▸ WHAT IS REQUIRED
Search the data below for the word "which" and copy each line that holds it.
═══
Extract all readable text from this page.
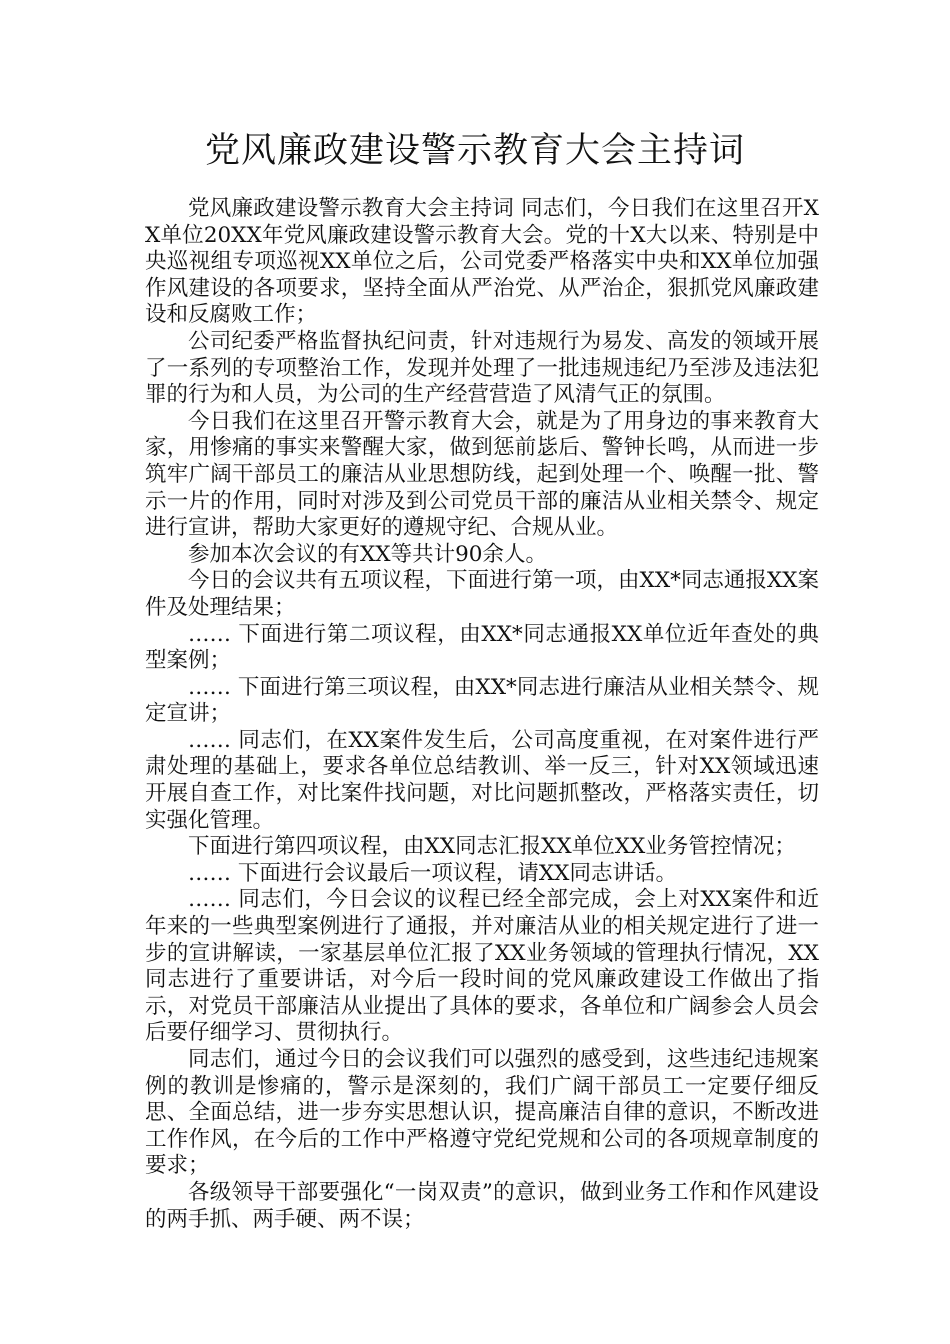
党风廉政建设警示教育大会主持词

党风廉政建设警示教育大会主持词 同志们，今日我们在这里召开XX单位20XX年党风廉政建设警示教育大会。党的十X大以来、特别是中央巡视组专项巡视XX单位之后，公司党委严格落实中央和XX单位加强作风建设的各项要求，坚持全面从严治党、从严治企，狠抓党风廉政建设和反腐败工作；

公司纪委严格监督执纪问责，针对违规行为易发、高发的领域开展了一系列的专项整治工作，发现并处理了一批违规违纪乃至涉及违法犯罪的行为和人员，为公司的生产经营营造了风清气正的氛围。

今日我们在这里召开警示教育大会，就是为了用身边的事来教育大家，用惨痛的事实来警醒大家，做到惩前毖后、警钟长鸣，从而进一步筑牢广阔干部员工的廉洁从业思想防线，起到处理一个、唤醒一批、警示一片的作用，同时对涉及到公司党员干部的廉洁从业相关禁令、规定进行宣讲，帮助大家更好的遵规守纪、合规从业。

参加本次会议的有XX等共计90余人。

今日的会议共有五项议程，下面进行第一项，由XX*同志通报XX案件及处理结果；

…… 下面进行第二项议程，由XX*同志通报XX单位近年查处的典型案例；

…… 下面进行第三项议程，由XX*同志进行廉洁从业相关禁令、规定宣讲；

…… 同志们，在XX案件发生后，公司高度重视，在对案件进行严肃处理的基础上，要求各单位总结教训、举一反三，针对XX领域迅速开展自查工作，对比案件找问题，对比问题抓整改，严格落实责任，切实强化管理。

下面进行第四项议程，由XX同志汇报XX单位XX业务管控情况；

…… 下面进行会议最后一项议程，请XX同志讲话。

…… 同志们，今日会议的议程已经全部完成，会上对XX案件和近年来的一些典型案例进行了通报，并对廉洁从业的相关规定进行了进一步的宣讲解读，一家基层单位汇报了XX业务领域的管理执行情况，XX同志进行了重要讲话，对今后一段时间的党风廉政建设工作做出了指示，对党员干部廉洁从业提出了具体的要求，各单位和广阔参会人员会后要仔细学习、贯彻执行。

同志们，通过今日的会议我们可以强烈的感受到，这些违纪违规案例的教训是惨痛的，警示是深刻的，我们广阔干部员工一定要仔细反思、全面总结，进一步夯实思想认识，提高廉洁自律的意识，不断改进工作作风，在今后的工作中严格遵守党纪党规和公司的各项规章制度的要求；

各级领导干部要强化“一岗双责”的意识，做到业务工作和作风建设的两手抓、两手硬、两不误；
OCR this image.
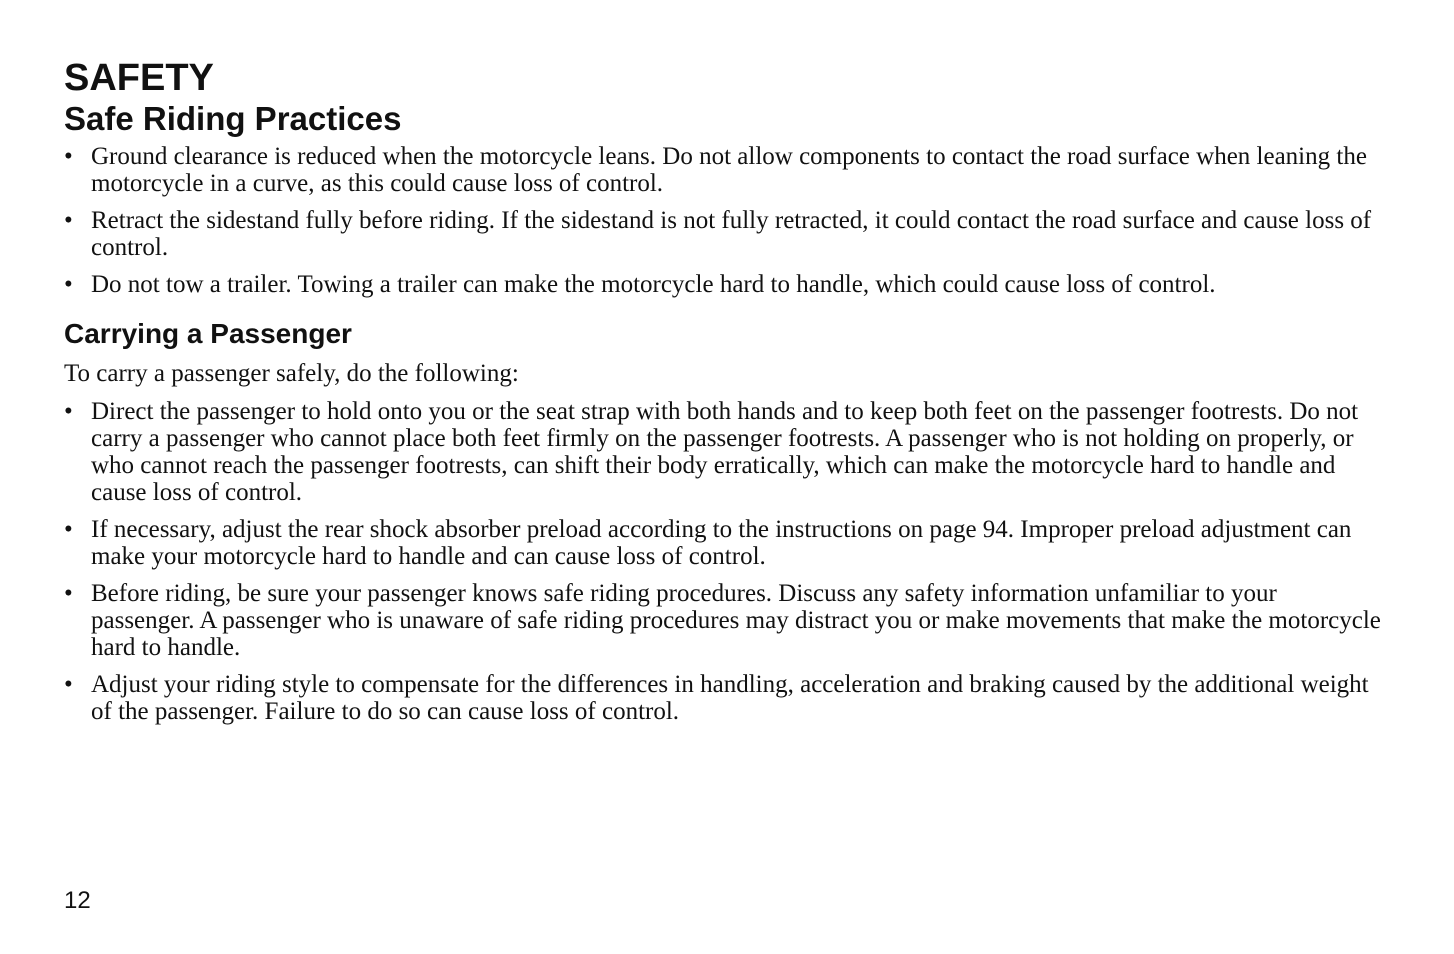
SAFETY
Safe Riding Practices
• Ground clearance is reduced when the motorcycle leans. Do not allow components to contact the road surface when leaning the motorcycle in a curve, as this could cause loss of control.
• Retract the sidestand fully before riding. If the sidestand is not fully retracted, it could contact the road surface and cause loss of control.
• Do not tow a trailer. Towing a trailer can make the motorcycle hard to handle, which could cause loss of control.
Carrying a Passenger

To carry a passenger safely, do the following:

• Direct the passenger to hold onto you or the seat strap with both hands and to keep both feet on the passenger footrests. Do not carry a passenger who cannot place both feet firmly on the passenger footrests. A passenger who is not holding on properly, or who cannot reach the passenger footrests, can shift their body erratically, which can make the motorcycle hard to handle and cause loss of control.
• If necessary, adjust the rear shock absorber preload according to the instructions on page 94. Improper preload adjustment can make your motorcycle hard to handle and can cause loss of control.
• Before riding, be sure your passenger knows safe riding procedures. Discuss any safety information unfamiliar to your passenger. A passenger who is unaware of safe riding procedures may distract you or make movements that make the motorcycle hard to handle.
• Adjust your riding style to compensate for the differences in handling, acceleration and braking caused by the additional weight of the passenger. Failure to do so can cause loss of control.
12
═══
▸ WRITTEN RESPONSE
• Do not tow a trailer. Towing a trailer can make the motorcycle hard to handle, which could cause loss of control.
• Direct the passenger to hold onto you or the seat strap with both hands and to keep both feet on the passenger footrests. Do not carry a passenger who cannot place both feet firmly on the passenger footrests. A passenger who is not holding on properly, or who cannot reach the passenger footrests, can shift their body erratically, which can make the motorcycle hard to handle and cause loss of control.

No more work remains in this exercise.